***** DATASET EXCERPTS *****

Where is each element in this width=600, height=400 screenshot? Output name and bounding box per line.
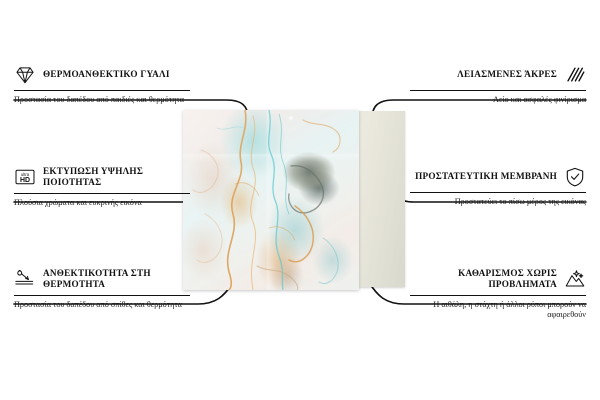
ultra-hd-icon-label-bottom: HD (20, 178, 30, 185)
feature-right-1-description: Προστατεύει το πίσω μέρος της εικόνας (410, 197, 586, 208)
feature-left-1-head: ultra HD ΕΚΤΥΠΩΣΗ ΥΨΗΛΗΣ ΠΟΙΟΤΗΤΑΣ (14, 166, 190, 189)
feature-right-0-head: ΛΕΙΑΣΜΕΝΕΣ ΆΚΡΕΣ (410, 64, 586, 86)
feature-right-0-rule (410, 90, 586, 91)
feature-right-1-rule (410, 192, 586, 193)
feature-left-1[interactable]: ultra HD ΕΚΤΥΠΩΣΗ ΥΨΗΛΗΣ ΠΟΙΟΤΗΤΑΣ Πλούσ… (14, 166, 190, 208)
feature-right-1[interactable]: ΠΡΟΣΤΑΤΕΥΤΙΚΗ ΜΕΜΒΡΑΝΗ Προστατεύει το πί… (410, 166, 586, 208)
feature-left-0-description: Προστασία του δαπέδου από παιδιές και θε… (14, 95, 190, 106)
feature-right-0-title: ΛΕΙΑΣΜΕΝΕΣ ΆΚΡΕΣ (457, 69, 557, 80)
feature-left-0-rule (14, 90, 190, 91)
feature-right-2-description: Η αιθάλη, η στάχτη ή άλλοι ρύποι μπορούν… (410, 300, 586, 321)
feature-left-2-rule (14, 295, 190, 296)
diamond-icon (14, 64, 36, 86)
marble-veins (183, 110, 359, 290)
product-glass-panel (183, 110, 359, 290)
feature-left-1-description: Πλούσια χρώματα και ευκρινής εικόνα (14, 198, 190, 209)
shield-check-icon (564, 166, 586, 188)
feature-left-2-description: Προστασία του δαπέδου από σπίθες και θερ… (14, 300, 190, 311)
product-image (183, 110, 417, 290)
feature-right-2[interactable]: ΚΑΘΑΡΙΣΜΟΣ ΧΩΡΙΣ ΠΡΟΒΛΗΜΑΤΑ Η αιθάλη, η … (410, 268, 586, 321)
feature-right-2-rule (410, 295, 586, 296)
sparkle-cloth-icon (564, 268, 586, 290)
feature-left-2[interactable]: ΑΝΘΕΚΤΙΚΟΤΗΤΑ ΣΤΗ ΘΕΡΜΟΤΗΤΑ Προστασία το… (14, 268, 190, 310)
feature-left-2-head: ΑΝΘΕΚΤΙΚΟΤΗΤΑ ΣΤΗ ΘΕΡΜΟΤΗΤΑ (14, 268, 190, 291)
feature-left-0-head: ΘΕΡΜΟΑΝΘΕΚΤΙΚΟ ΓΥΑΛΙ (14, 64, 190, 86)
ultra-hd-icon: ultra HD (14, 166, 36, 188)
feature-right-1-title: ΠΡΟΣΤΑΤΕΥΤΙΚΗ ΜΕΜΒΡΑΝΗ (415, 171, 557, 182)
feature-right-2-title: ΚΑΘΑΡΙΣΜΟΣ ΧΩΡΙΣ ΠΡΟΒΛΗΜΑΤΑ (410, 268, 557, 291)
feature-left-2-title: ΑΝΘΕΚΤΙΚΟΤΗΤΑ ΣΤΗ ΘΕΡΜΟΤΗΤΑ (43, 268, 190, 291)
feature-right-2-head: ΚΑΘΑΡΙΣΜΟΣ ΧΩΡΙΣ ΠΡΟΒΛΗΜΑΤΑ (410, 268, 586, 291)
feature-left-0[interactable]: ΘΕΡΜΟΑΝΘΕΚΤΙΚΟ ΓΥΑΛΙ Προστασία του δαπέδ… (14, 64, 190, 106)
feature-left-1-rule (14, 193, 190, 194)
feature-left-0-title: ΘΕΡΜΟΑΝΘΕΚΤΙΚΟ ΓΥΑΛΙ (43, 69, 170, 80)
flame-spark-icon (14, 268, 36, 290)
feature-right-0[interactable]: ΛΕΙΑΣΜΕΝΕΣ ΆΚΡΕΣ Λείο και ασφαλές φινίρι… (410, 64, 586, 106)
polished-edges-icon (564, 64, 586, 86)
infographic-canvas: ΘΕΡΜΟΑΝΘΕΚΤΙΚΟ ΓΥΑΛΙ Προστασία του δαπέδ… (0, 0, 600, 400)
feature-right-0-description: Λείο και ασφαλές φινίρισμα (410, 95, 586, 106)
feature-left-1-title: ΕΚΤΥΠΩΣΗ ΥΨΗΛΗΣ ΠΟΙΟΤΗΤΑΣ (43, 166, 190, 189)
feature-right-1-head: ΠΡΟΣΤΑΤΕΥΤΙΚΗ ΜΕΜΒΡΑΝΗ (410, 166, 586, 188)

*****

Copy the entries above word for word, with every line in its original order. Omit the picture.

Where is each element in this width=600, height=400 screenshot? Output name and bounding box per line.
ultra-hd-icon-label-bottom: HD (20, 178, 30, 185)
feature-right-1-description: Προστατεύει το πίσω μέρος της εικόνας (410, 197, 586, 208)
feature-left-1-head: ultra HD ΕΚΤΥΠΩΣΗ ΥΨΗΛΗΣ ΠΟΙΟΤΗΤΑΣ (14, 166, 190, 189)
feature-right-0-head: ΛΕΙΑΣΜΕΝΕΣ ΆΚΡΕΣ (410, 64, 586, 86)
feature-right-0-rule (410, 90, 586, 91)
feature-right-1-rule (410, 192, 586, 193)
feature-left-1[interactable]: ultra HD ΕΚΤΥΠΩΣΗ ΥΨΗΛΗΣ ΠΟΙΟΤΗΤΑΣ Πλούσ… (14, 166, 190, 208)
feature-right-1[interactable]: ΠΡΟΣΤΑΤΕΥΤΙΚΗ ΜΕΜΒΡΑΝΗ Προστατεύει το πί… (410, 166, 586, 208)
feature-left-0-description: Προστασία του δαπέδου από παιδιές και θε… (14, 95, 190, 106)
feature-right-0-title: ΛΕΙΑΣΜΕΝΕΣ ΆΚΡΕΣ (457, 69, 557, 80)
feature-left-0-rule (14, 90, 190, 91)
feature-right-2-description: Η αιθάλη, η στάχτη ή άλλοι ρύποι μπορούν… (410, 300, 586, 321)
feature-left-2-rule (14, 295, 190, 296)
diamond-icon (14, 64, 36, 86)
marble-veins (183, 110, 359, 290)
product-glass-panel (183, 110, 359, 290)
feature-left-1-description: Πλούσια χρώματα και ευκρινής εικόνα (14, 198, 190, 209)
shield-check-icon (564, 166, 586, 188)
feature-left-2-description: Προστασία του δαπέδου από σπίθες και θερ… (14, 300, 190, 311)
product-image (183, 110, 417, 290)
feature-right-2[interactable]: ΚΑΘΑΡΙΣΜΟΣ ΧΩΡΙΣ ΠΡΟΒΛΗΜΑΤΑ Η αιθάλη, η … (410, 268, 586, 321)
feature-right-2-rule (410, 295, 586, 296)
sparkle-cloth-icon (564, 268, 586, 290)
feature-left-2[interactable]: ΑΝΘΕΚΤΙΚΟΤΗΤΑ ΣΤΗ ΘΕΡΜΟΤΗΤΑ Προστασία το… (14, 268, 190, 310)
feature-left-2-head: ΑΝΘΕΚΤΙΚΟΤΗΤΑ ΣΤΗ ΘΕΡΜΟΤΗΤΑ (14, 268, 190, 291)
feature-left-0-head: ΘΕΡΜΟΑΝΘΕΚΤΙΚΟ ΓΥΑΛΙ (14, 64, 190, 86)
ultra-hd-icon: ultra HD (14, 166, 36, 188)
feature-right-1-title: ΠΡΟΣΤΑΤΕΥΤΙΚΗ ΜΕΜΒΡΑΝΗ (415, 171, 557, 182)
feature-right-2-title: ΚΑΘΑΡΙΣΜΟΣ ΧΩΡΙΣ ΠΡΟΒΛΗΜΑΤΑ (410, 268, 557, 291)
feature-left-2-title: ΑΝΘΕΚΤΙΚΟΤΗΤΑ ΣΤΗ ΘΕΡΜΟΤΗΤΑ (43, 268, 190, 291)
feature-right-2-head: ΚΑΘΑΡΙΣΜΟΣ ΧΩΡΙΣ ΠΡΟΒΛΗΜΑΤΑ (410, 268, 586, 291)
feature-left-0[interactable]: ΘΕΡΜΟΑΝΘΕΚΤΙΚΟ ΓΥΑΛΙ Προστασία του δαπέδ… (14, 64, 190, 106)
feature-left-1-rule (14, 193, 190, 194)
feature-left-0-title: ΘΕΡΜΟΑΝΘΕΚΤΙΚΟ ΓΥΑΛΙ (43, 69, 170, 80)
flame-spark-icon (14, 268, 36, 290)
feature-right-0[interactable]: ΛΕΙΑΣΜΕΝΕΣ ΆΚΡΕΣ Λείο και ασφαλές φινίρι… (410, 64, 586, 106)
polished-edges-icon (564, 64, 586, 86)
infographic-canvas: ΘΕΡΜΟΑΝΘΕΚΤΙΚΟ ΓΥΑΛΙ Προστασία του δαπέδ… (0, 0, 600, 400)
feature-right-0-description: Λείο και ασφαλές φινίρισμα (410, 95, 586, 106)
feature-left-1-title: ΕΚΤΥΠΩΣΗ ΥΨΗΛΗΣ ΠΟΙΟΤΗΤΑΣ (43, 166, 190, 189)
feature-right-1-head: ΠΡΟΣΤΑΤΕΥΤΙΚΗ ΜΕΜΒΡΑΝΗ (410, 166, 586, 188)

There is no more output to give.